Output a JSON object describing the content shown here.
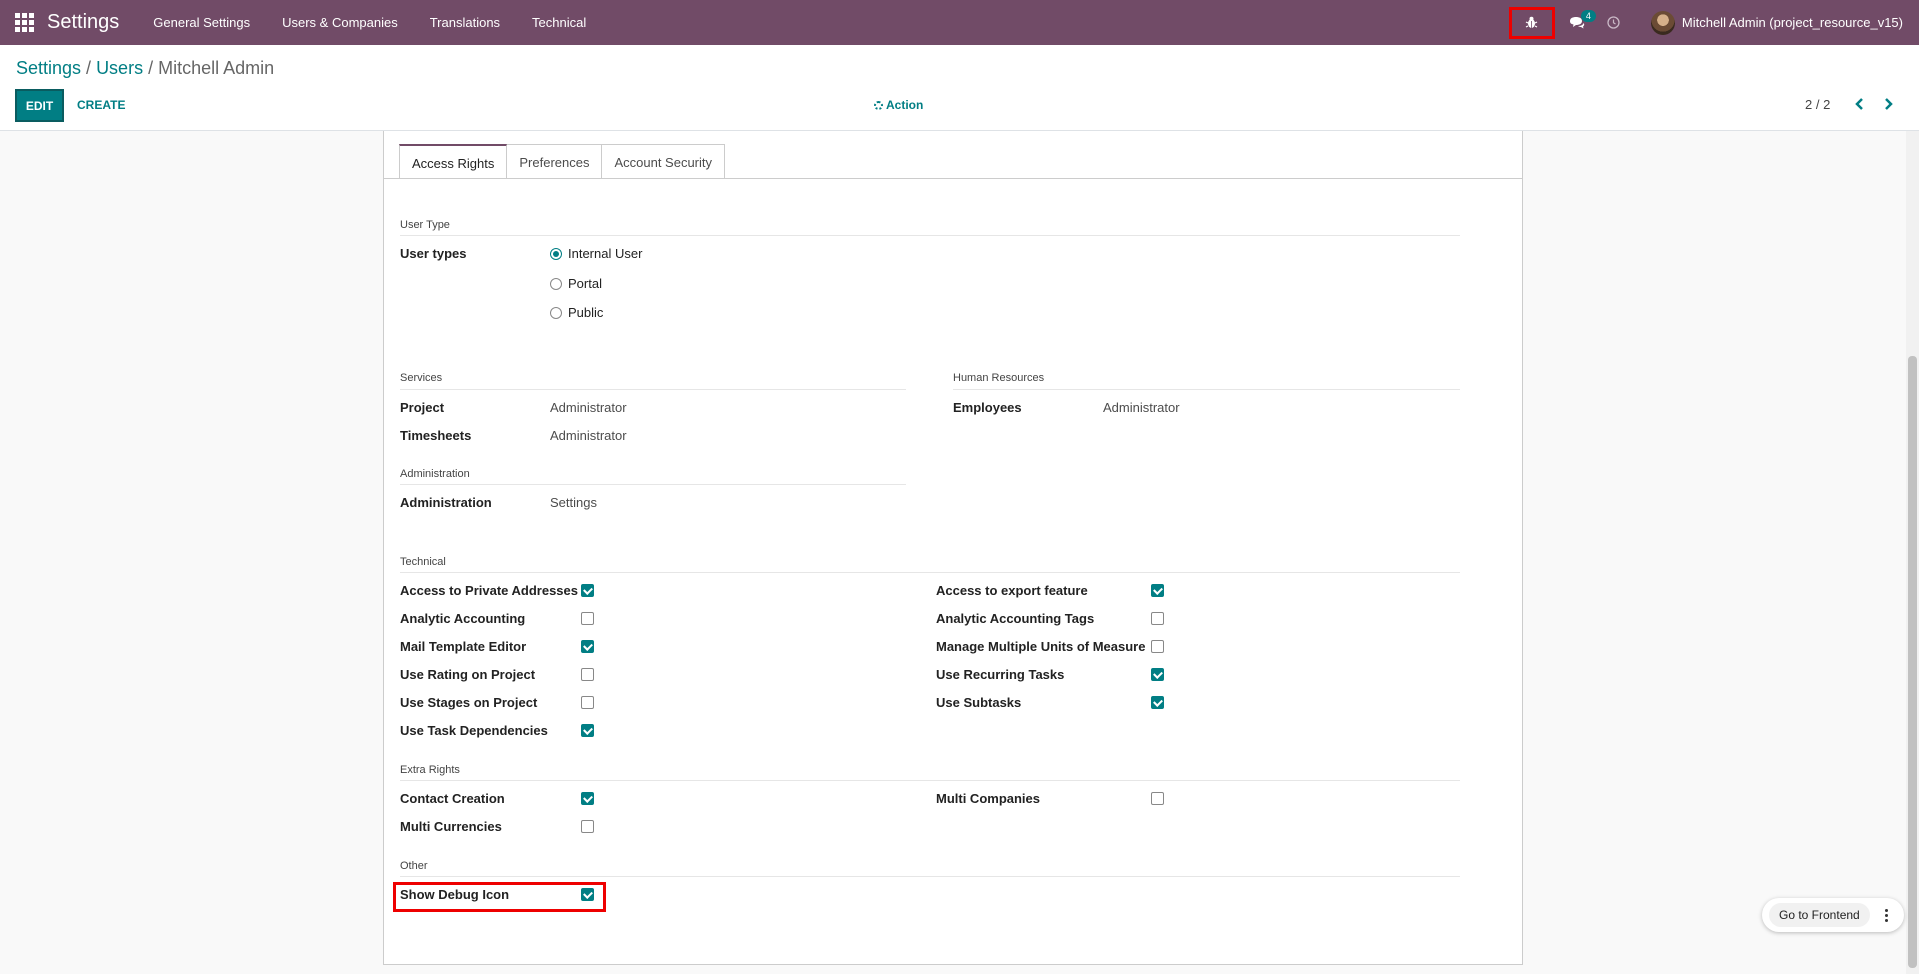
{
  "navbar": {
    "app_title": "Settings",
    "menu": [
      "General Settings",
      "Users & Companies",
      "Translations",
      "Technical"
    ],
    "chat_badge": "4",
    "user": "Mitchell Admin (project_resource_v15)",
    "bg_color": "#714B67"
  },
  "breadcrumb": {
    "root": "Settings",
    "middle": "Users",
    "current": "Mitchell Admin"
  },
  "control": {
    "edit": "EDIT",
    "create": "CREATE",
    "action": "Action",
    "pager": "2 / 2"
  },
  "tabs": [
    "Access Rights",
    "Preferences",
    "Account Security"
  ],
  "user_type": {
    "section": "User Type",
    "label": "User types",
    "options": [
      {
        "label": "Internal User",
        "selected": true
      },
      {
        "label": "Portal",
        "selected": false
      },
      {
        "label": "Public",
        "selected": false
      }
    ]
  },
  "services": {
    "section": "Services",
    "rows": [
      {
        "label": "Project",
        "value": "Administrator"
      },
      {
        "label": "Timesheets",
        "value": "Administrator"
      }
    ]
  },
  "hr": {
    "section": "Human Resources",
    "rows": [
      {
        "label": "Employees",
        "value": "Administrator"
      }
    ]
  },
  "administration": {
    "section": "Administration",
    "rows": [
      {
        "label": "Administration",
        "value": "Settings"
      }
    ]
  },
  "technical": {
    "section": "Technical",
    "left": [
      {
        "label": "Access to Private Addresses",
        "checked": true
      },
      {
        "label": "Analytic Accounting",
        "checked": false
      },
      {
        "label": "Mail Template Editor",
        "checked": true
      },
      {
        "label": "Use Rating on Project",
        "checked": false
      },
      {
        "label": "Use Stages on Project",
        "checked": false
      },
      {
        "label": "Use Task Dependencies",
        "checked": true
      }
    ],
    "right": [
      {
        "label": "Access to export feature",
        "checked": true
      },
      {
        "label": "Analytic Accounting Tags",
        "checked": false
      },
      {
        "label": "Manage Multiple Units of Measure",
        "checked": false
      },
      {
        "label": "Use Recurring Tasks",
        "checked": true
      },
      {
        "label": "Use Subtasks",
        "checked": true
      }
    ]
  },
  "extra": {
    "section": "Extra Rights",
    "left": [
      {
        "label": "Contact Creation",
        "checked": true
      },
      {
        "label": "Multi Currencies",
        "checked": false
      }
    ],
    "right": [
      {
        "label": "Multi Companies",
        "checked": false
      }
    ]
  },
  "other": {
    "section": "Other",
    "rows": [
      {
        "label": "Show Debug Icon",
        "checked": true
      }
    ]
  },
  "frontend": {
    "label": "Go to Frontend"
  }
}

• • • • •

Restate the entire listing word for word, excluding pictures.

Output a JSON object describing the content shown here.
{
  "navbar": {
    "app_title": "Settings",
    "menu": [
      "General Settings",
      "Users & Companies",
      "Translations",
      "Technical"
    ],
    "chat_badge": "4",
    "user": "Mitchell Admin (project_resource_v15)",
    "bg_color": "#714B67"
  },
  "breadcrumb": {
    "root": "Settings",
    "middle": "Users",
    "current": "Mitchell Admin"
  },
  "control": {
    "edit": "EDIT",
    "create": "CREATE",
    "action": "Action",
    "pager": "2 / 2"
  },
  "tabs": [
    "Access Rights",
    "Preferences",
    "Account Security"
  ],
  "user_type": {
    "section": "User Type",
    "label": "User types",
    "options": [
      {
        "label": "Internal User",
        "selected": true
      },
      {
        "label": "Portal",
        "selected": false
      },
      {
        "label": "Public",
        "selected": false
      }
    ]
  },
  "services": {
    "section": "Services",
    "rows": [
      {
        "label": "Project",
        "value": "Administrator"
      },
      {
        "label": "Timesheets",
        "value": "Administrator"
      }
    ]
  },
  "hr": {
    "section": "Human Resources",
    "rows": [
      {
        "label": "Employees",
        "value": "Administrator"
      }
    ]
  },
  "administration": {
    "section": "Administration",
    "rows": [
      {
        "label": "Administration",
        "value": "Settings"
      }
    ]
  },
  "technical": {
    "section": "Technical",
    "left": [
      {
        "label": "Access to Private Addresses",
        "checked": true
      },
      {
        "label": "Analytic Accounting",
        "checked": false
      },
      {
        "label": "Mail Template Editor",
        "checked": true
      },
      {
        "label": "Use Rating on Project",
        "checked": false
      },
      {
        "label": "Use Stages on Project",
        "checked": false
      },
      {
        "label": "Use Task Dependencies",
        "checked": true
      }
    ],
    "right": [
      {
        "label": "Access to export feature",
        "checked": true
      },
      {
        "label": "Analytic Accounting Tags",
        "checked": false
      },
      {
        "label": "Manage Multiple Units of Measure",
        "checked": false
      },
      {
        "label": "Use Recurring Tasks",
        "checked": true
      },
      {
        "label": "Use Subtasks",
        "checked": true
      }
    ]
  },
  "extra": {
    "section": "Extra Rights",
    "left": [
      {
        "label": "Contact Creation",
        "checked": true
      },
      {
        "label": "Multi Currencies",
        "checked": false
      }
    ],
    "right": [
      {
        "label": "Multi Companies",
        "checked": false
      }
    ]
  },
  "other": {
    "section": "Other",
    "rows": [
      {
        "label": "Show Debug Icon",
        "checked": true
      }
    ]
  },
  "frontend": {
    "label": "Go to Frontend"
  }
}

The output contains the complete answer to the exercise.